Top of Dataset entries

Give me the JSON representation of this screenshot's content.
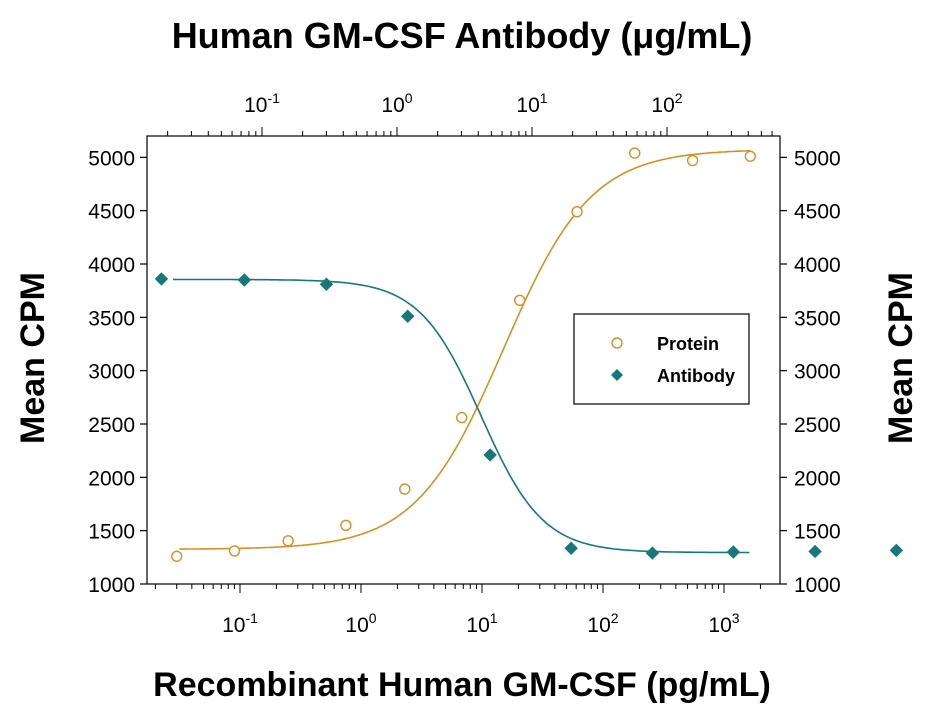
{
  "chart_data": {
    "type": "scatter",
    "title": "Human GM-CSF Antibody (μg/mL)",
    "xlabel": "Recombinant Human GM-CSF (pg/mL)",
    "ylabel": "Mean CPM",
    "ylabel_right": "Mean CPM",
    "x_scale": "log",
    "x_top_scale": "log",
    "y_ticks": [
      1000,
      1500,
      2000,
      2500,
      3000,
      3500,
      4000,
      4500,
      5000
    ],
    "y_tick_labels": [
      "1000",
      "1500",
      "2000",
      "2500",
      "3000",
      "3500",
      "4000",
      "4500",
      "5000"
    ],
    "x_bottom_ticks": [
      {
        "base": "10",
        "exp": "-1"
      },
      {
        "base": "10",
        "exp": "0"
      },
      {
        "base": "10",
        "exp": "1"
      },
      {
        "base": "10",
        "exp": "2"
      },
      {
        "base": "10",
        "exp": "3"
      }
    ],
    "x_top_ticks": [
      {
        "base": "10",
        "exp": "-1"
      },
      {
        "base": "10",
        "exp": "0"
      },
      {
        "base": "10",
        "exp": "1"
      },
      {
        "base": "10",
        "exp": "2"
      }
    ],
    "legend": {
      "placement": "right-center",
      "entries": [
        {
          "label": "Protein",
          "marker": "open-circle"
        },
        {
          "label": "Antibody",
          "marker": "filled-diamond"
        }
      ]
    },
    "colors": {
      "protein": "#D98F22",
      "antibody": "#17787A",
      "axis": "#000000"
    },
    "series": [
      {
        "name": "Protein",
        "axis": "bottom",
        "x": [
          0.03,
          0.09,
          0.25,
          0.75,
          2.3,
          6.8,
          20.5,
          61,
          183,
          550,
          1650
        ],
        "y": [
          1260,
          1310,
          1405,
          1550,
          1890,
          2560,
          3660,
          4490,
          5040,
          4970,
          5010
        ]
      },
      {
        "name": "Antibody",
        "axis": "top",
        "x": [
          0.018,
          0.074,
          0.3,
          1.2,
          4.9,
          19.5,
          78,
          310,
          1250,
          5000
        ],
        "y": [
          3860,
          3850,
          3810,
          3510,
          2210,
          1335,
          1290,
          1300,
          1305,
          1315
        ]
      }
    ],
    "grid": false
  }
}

Bottom of Dataset entries

Your objective
Drop every image, please, and write out the data above exactly as shown.

Solution to this task
Give me the JSON representation of this screenshot's content.
{
  "chart_data": {
    "type": "scatter",
    "title": "Human GM-CSF Antibody (μg/mL)",
    "xlabel": "Recombinant Human GM-CSF (pg/mL)",
    "ylabel": "Mean CPM",
    "ylabel_right": "Mean CPM",
    "x_scale": "log",
    "x_top_scale": "log",
    "y_ticks": [
      1000,
      1500,
      2000,
      2500,
      3000,
      3500,
      4000,
      4500,
      5000
    ],
    "y_tick_labels": [
      "1000",
      "1500",
      "2000",
      "2500",
      "3000",
      "3500",
      "4000",
      "4500",
      "5000"
    ],
    "x_bottom_ticks": [
      {
        "base": "10",
        "exp": "-1"
      },
      {
        "base": "10",
        "exp": "0"
      },
      {
        "base": "10",
        "exp": "1"
      },
      {
        "base": "10",
        "exp": "2"
      },
      {
        "base": "10",
        "exp": "3"
      }
    ],
    "x_top_ticks": [
      {
        "base": "10",
        "exp": "-1"
      },
      {
        "base": "10",
        "exp": "0"
      },
      {
        "base": "10",
        "exp": "1"
      },
      {
        "base": "10",
        "exp": "2"
      }
    ],
    "legend": {
      "placement": "right-center",
      "entries": [
        {
          "label": "Protein",
          "marker": "open-circle"
        },
        {
          "label": "Antibody",
          "marker": "filled-diamond"
        }
      ]
    },
    "colors": {
      "protein": "#D98F22",
      "antibody": "#17787A",
      "axis": "#000000"
    },
    "series": [
      {
        "name": "Protein",
        "axis": "bottom",
        "x": [
          0.03,
          0.09,
          0.25,
          0.75,
          2.3,
          6.8,
          20.5,
          61,
          183,
          550,
          1650
        ],
        "y": [
          1260,
          1310,
          1405,
          1550,
          1890,
          2560,
          3660,
          4490,
          5040,
          4970,
          5010
        ]
      },
      {
        "name": "Antibody",
        "axis": "top",
        "x": [
          0.018,
          0.074,
          0.3,
          1.2,
          4.9,
          19.5,
          78,
          310,
          1250,
          5000
        ],
        "y": [
          3860,
          3850,
          3810,
          3510,
          2210,
          1335,
          1290,
          1300,
          1305,
          1315
        ]
      }
    ],
    "grid": false
  }
}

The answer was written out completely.